Extracted data entries
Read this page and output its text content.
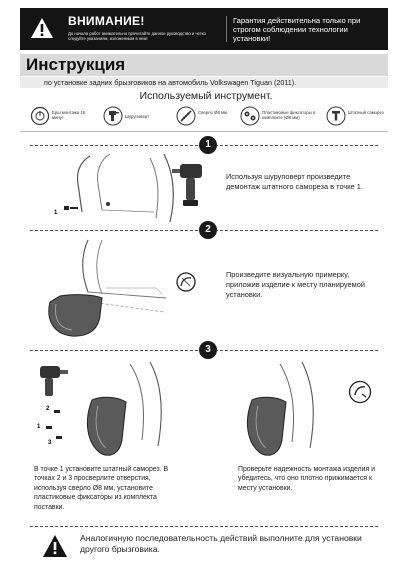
ВНИМАНИЕ!
До начала работ внимательно прочитайте данное руководство и четко следуйте указаниям, изложенным в нем!
Гарантия действительна только при строгом соблюдении технологии установки!
Инструкция
по установке задних брызговиков на автомобиль Volkswagen Tiguan (2011).
Используемый инструмент.
Ерш монтажа 15 минут	Шуруповерт
Сверло Ø8 мм	Пластиковые фиксаторы в комплекте (Ø8 мм)
Штатный саморез
1
1
Используя шуруповерт произведите демонтаж штатного самореза в точке 1.
2
Произведите визуальную примерку, приложив изделие к месту планируемой установки.
3
2
1
3
В точке 1 установите штатный саморез. В точках 2 и 3 просверлите отверстия, используя сверло Ø8 мм, установите пластиковые фиксаторы из комплекта поставки.
Проверьте надежность монтажа изделия и убедитесь, что оно плотно прижимается к месту установки.
Аналогичную последовательность действий выполните для установки другого брызговика.
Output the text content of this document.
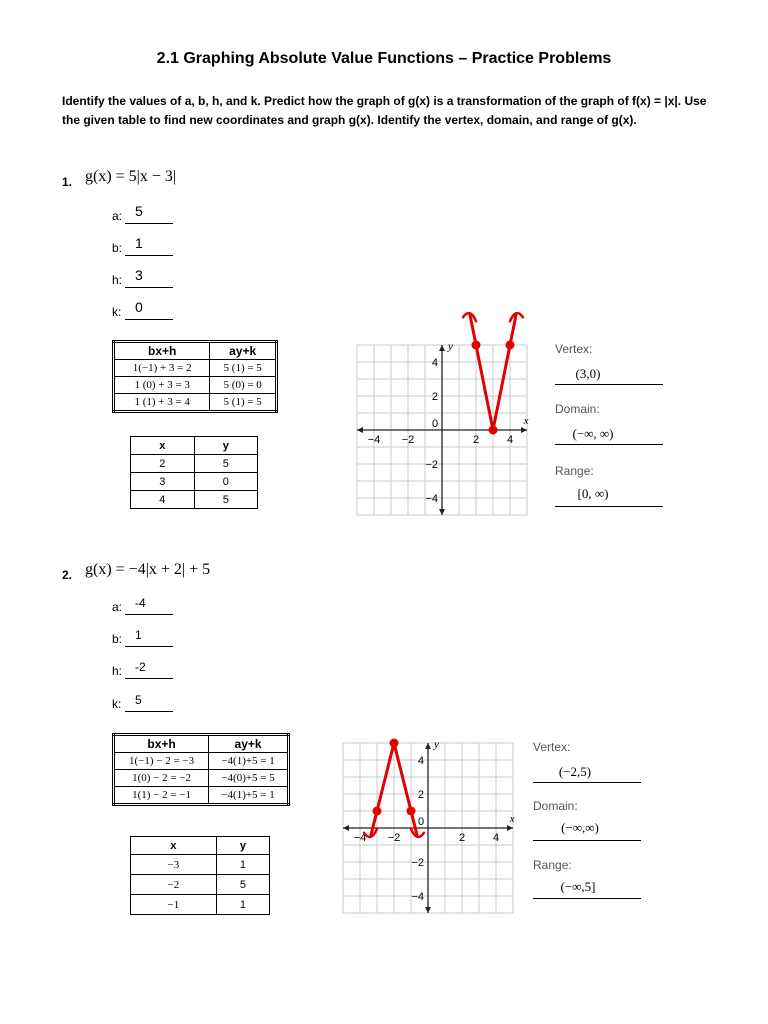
2.1 Graphing Absolute Value Functions – Practice Problems
Identify the values of a, b, h, and k. Predict how the graph of g(x) is a transformation of the graph of f(x) = |x|. Use the given table to find new coordinates and graph g(x). Identify the vertex, domain, and range of g(x).
1. g(x) = 5|x − 3|
a: 5
b: 1
h: 3
k: 0
bx+h	ay+k
1(−1) + 3 = 2	5 (1) = 5
1 (0) + 3 = 3	5 (0) = 0
1 (1) + 3 = 4	5 (1) = 5
x	y
2	5
3	0
4	5
−4 −2
0
2	4
4
2
−2
−4
x
y	Vertex:
(3,0)
Domain:
(−∞, ∞)
Range:
[0, ∞)
2. g(x) = −4|x + 2| + 5
a: -4
b: 1
h: -2
k: 5
bx+h	ay+k
1(−1) − 2 = −3	−4(1)+5 = 1
1(0) − 2 = −2	−4(0)+5 = 5
1(1) − 2 = −1	−4(1)+5 = 1
x	y
−3	1
−2	5
−1	1
−4 −2
0
2	4
4
2
−2
−4
x
y	Vertex:
(−2,5)
Domain:
(−∞,∞)
Range:
(−∞,5]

[The exercise] Print all of the records shown above exactly, leaving out each picture.

[Full solution]
Read this page and output its text content.
ВНИМАНИЕ!
До начала работ внимательно прочитайте данное руководство и четко следуйте указаниям, изложенным в нем!
Гарантия действительна только при строгом соблюдении технологии установки!
Инструкция
по установке задних брызговиков на автомобиль Volkswagen Tiguan (2011).
Используемый инструмент.
Ерш монтажа 15 минут	Шуруповерт
Сверло Ø8 мм	Пластиковые фиксаторы в комплекте (Ø8 мм)
Штатный саморез
1
1
Используя шуруповерт произведите демонтаж штатного самореза в точке 1.
2
Произведите визуальную примерку, приложив изделие к месту планируемой установки.
3
2
1
3
В точке 1 установите штатный саморез. В точках 2 и 3 просверлите отверстия, используя сверло Ø8 мм, установите пластиковые фиксаторы из комплекта поставки.
Проверьте надежность монтажа изделия и убедитесь, что оно плотно прижимается к месту установки.
Аналогичную последовательность действий выполните для установки другого брызговика.
Output the text content of this document.
2.1 Graphing Absolute Value Functions – Practice Problems
Identify the values of a, b, h, and k. Predict how the graph of g(x) is a transformation of the graph of f(x) = |x|. Use the given table to find new coordinates and graph g(x). Identify the vertex, domain, and range of g(x).
1. g(x) = 5|x − 3|
a: 5
b: 1
h: 3
k: 0
bx+h	ay+k
1(−1) + 3 = 2	5 (1) = 5
1 (0) + 3 = 3	5 (0) = 0
1 (1) + 3 = 4	5 (1) = 5
x	y
2	5
3	0
4	5
−4 −2
0
2	4
4
2
−2
−4
x
y	Vertex:
(3,0)
Domain:
(−∞, ∞)
Range:
[0, ∞)
2. g(x) = −4|x + 2| + 5
a: -4
b: 1
h: -2
k: 5
bx+h	ay+k
1(−1) − 2 = −3	−4(1)+5 = 1
1(0) − 2 = −2	−4(0)+5 = 5
1(1) − 2 = −1	−4(1)+5 = 1
x	y
−3	1
−2	5
−1	1
−4 −2
0
2	4
4
2
−2
−4
x
y	Vertex:
(−2,5)
Domain:
(−∞,∞)
Range:
(−∞,5]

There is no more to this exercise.